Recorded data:
- - -
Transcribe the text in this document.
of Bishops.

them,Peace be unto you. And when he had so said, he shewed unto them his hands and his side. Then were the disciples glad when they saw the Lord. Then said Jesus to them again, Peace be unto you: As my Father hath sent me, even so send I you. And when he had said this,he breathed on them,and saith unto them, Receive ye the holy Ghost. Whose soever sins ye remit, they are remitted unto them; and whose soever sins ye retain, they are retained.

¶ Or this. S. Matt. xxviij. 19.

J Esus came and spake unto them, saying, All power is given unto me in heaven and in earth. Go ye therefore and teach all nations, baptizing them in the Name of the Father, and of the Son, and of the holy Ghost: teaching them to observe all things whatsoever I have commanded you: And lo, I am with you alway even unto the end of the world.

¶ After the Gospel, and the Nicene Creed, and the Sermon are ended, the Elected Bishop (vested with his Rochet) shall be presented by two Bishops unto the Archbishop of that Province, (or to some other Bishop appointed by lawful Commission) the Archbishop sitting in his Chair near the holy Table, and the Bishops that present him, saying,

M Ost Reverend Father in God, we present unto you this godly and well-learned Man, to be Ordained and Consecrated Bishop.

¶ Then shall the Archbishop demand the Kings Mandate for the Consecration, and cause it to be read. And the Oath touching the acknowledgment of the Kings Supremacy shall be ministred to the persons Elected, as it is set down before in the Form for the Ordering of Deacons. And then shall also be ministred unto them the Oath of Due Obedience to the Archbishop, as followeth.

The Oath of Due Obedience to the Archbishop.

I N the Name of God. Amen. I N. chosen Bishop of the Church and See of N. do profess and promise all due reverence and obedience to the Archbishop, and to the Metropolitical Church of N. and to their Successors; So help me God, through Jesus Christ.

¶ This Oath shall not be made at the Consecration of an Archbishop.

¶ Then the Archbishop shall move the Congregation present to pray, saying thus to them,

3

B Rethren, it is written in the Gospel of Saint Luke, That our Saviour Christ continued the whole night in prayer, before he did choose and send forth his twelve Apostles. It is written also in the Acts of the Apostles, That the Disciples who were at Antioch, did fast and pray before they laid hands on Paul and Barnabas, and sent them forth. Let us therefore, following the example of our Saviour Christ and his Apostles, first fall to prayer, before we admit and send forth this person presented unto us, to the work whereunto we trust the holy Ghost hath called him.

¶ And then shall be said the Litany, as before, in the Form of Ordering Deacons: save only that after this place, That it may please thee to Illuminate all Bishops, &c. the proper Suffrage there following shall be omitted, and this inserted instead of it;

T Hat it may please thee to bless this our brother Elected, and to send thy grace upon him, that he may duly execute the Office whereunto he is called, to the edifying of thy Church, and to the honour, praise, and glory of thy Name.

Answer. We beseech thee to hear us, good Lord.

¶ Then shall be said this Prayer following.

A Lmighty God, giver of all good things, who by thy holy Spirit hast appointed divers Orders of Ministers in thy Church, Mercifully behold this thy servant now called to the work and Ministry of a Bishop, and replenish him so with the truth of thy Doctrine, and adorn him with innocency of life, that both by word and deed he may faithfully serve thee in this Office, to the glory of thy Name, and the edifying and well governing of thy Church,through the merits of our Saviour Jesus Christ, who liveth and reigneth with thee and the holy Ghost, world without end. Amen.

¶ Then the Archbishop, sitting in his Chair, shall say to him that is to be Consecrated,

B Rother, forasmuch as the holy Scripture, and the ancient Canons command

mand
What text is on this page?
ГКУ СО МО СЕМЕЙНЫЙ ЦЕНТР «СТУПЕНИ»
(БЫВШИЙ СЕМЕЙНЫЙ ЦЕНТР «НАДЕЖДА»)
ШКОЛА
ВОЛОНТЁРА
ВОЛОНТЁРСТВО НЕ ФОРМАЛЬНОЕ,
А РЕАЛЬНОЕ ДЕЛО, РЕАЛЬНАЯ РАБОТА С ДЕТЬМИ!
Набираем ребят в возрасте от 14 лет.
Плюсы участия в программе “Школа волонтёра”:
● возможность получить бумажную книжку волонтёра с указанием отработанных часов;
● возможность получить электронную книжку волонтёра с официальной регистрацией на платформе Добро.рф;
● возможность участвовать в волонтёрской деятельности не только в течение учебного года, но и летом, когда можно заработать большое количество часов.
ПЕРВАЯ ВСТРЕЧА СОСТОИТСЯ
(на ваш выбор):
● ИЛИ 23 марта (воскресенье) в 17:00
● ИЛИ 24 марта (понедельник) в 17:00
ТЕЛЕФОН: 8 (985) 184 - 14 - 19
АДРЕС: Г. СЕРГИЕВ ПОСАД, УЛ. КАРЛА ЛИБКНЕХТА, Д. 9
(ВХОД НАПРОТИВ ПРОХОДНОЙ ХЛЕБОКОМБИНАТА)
- - -
EXERCISE: Could you quote, exactly as they appear, the line containing "What text is on this page?" and every line after it to the end of the records above?

RESULT FOR THIS TASK:
What text is on this page?
ГКУ СО МО СЕМЕЙНЫЙ ЦЕНТР «СТУПЕНИ»
(БЫВШИЙ СЕМЕЙНЫЙ ЦЕНТР «НАДЕЖДА»)
ШКОЛА
ВОЛОНТЁРА
ВОЛОНТЁРСТВО НЕ ФОРМАЛЬНОЕ,
А РЕАЛЬНОЕ ДЕЛО, РЕАЛЬНАЯ РАБОТА С ДЕТЬМИ!
Набираем ребят в возрасте от 14 лет.
Плюсы участия в программе “Школа волонтёра”:
● возможность получить бумажную книжку волонтёра с указанием отработанных часов;
● возможность получить электронную книжку волонтёра с официальной регистрацией на платформе Добро.рф;
● возможность участвовать в волонтёрской деятельности не только в течение учебного года, но и летом, когда можно заработать большое количество часов.
ПЕРВАЯ ВСТРЕЧА СОСТОИТСЯ
(на ваш выбор):
● ИЛИ 23 марта (воскресенье) в 17:00
● ИЛИ 24 марта (понедельник) в 17:00
ТЕЛЕФОН: 8 (985) 184 - 14 - 19
АДРЕС: Г. СЕРГИЕВ ПОСАД, УЛ. КАРЛА ЛИБКНЕХТА, Д. 9
(ВХОД НАПРОТИВ ПРОХОДНОЙ ХЛЕБОКОМБИНАТА)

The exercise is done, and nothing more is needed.